Stated exercise: Restate the entire listing word for word.

Records supplied:
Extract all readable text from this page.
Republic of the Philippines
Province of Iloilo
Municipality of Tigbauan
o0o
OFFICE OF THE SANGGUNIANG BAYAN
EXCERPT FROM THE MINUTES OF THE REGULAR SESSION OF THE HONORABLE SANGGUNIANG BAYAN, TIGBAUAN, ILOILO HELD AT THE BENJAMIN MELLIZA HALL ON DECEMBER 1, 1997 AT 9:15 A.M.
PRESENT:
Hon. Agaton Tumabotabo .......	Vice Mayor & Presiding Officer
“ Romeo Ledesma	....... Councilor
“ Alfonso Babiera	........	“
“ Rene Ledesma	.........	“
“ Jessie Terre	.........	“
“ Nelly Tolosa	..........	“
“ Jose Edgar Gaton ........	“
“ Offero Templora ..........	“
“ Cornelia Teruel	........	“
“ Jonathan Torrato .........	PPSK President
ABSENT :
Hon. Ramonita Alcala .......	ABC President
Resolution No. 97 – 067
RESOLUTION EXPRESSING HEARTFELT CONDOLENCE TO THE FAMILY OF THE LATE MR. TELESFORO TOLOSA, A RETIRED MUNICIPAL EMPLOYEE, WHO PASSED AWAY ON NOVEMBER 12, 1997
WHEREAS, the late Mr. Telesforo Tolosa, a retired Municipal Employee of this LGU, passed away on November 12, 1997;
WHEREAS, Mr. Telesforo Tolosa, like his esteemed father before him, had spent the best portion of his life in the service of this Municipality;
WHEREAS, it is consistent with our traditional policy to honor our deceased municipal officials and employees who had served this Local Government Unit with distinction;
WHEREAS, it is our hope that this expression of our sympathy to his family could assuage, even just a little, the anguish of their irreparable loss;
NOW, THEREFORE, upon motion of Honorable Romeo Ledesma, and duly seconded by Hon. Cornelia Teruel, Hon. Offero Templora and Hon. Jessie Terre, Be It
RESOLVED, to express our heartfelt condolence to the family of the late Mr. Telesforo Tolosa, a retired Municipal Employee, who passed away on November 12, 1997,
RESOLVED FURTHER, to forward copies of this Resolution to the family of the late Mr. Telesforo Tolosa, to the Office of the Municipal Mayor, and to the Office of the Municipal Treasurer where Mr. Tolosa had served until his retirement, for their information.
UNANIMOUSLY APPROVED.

Final result:
Extract all readable text from this page.
Republic of the Philippines
Province of Iloilo
Municipality of Tigbauan
o0o
OFFICE OF THE SANGGUNIANG BAYAN
EXCERPT FROM THE MINUTES OF THE REGULAR SESSION OF THE HONORABLE SANGGUNIANG BAYAN, TIGBAUAN, ILOILO HELD AT THE BENJAMIN MELLIZA HALL ON DECEMBER 1, 1997 AT 9:15 A.M.
PRESENT:
Hon. Agaton Tumabotabo .......	Vice Mayor & Presiding Officer
“ Romeo Ledesma	....... Councilor
“ Alfonso Babiera	........	“
“ Rene Ledesma	.........	“
“ Jessie Terre	.........	“
“ Nelly Tolosa	..........	“
“ Jose Edgar Gaton ........	“
“ Offero Templora ..........	“
“ Cornelia Teruel	........	“
“ Jonathan Torrato .........	PPSK President
ABSENT :
Hon. Ramonita Alcala .......	ABC President
Resolution No. 97 – 067
RESOLUTION EXPRESSING HEARTFELT CONDOLENCE TO THE FAMILY OF THE LATE MR. TELESFORO TOLOSA, A RETIRED MUNICIPAL EMPLOYEE, WHO PASSED AWAY ON NOVEMBER 12, 1997
WHEREAS, the late Mr. Telesforo Tolosa, a retired Municipal Employee of this LGU, passed away on November 12, 1997;
WHEREAS, Mr. Telesforo Tolosa, like his esteemed father before him, had spent the best portion of his life in the service of this Municipality;
WHEREAS, it is consistent with our traditional policy to honor our deceased municipal officials and employees who had served this Local Government Unit with distinction;
WHEREAS, it is our hope that this expression of our sympathy to his family could assuage, even just a little, the anguish of their irreparable loss;
NOW, THEREFORE, upon motion of Honorable Romeo Ledesma, and duly seconded by Hon. Cornelia Teruel, Hon. Offero Templora and Hon. Jessie Terre, Be It
RESOLVED, to express our heartfelt condolence to the family of the late Mr. Telesforo Tolosa, a retired Municipal Employee, who passed away on November 12, 1997,
RESOLVED FURTHER, to forward copies of this Resolution to the family of the late Mr. Telesforo Tolosa, to the Office of the Municipal Mayor, and to the Office of the Municipal Treasurer where Mr. Tolosa had served until his retirement, for their information.
UNANIMOUSLY APPROVED.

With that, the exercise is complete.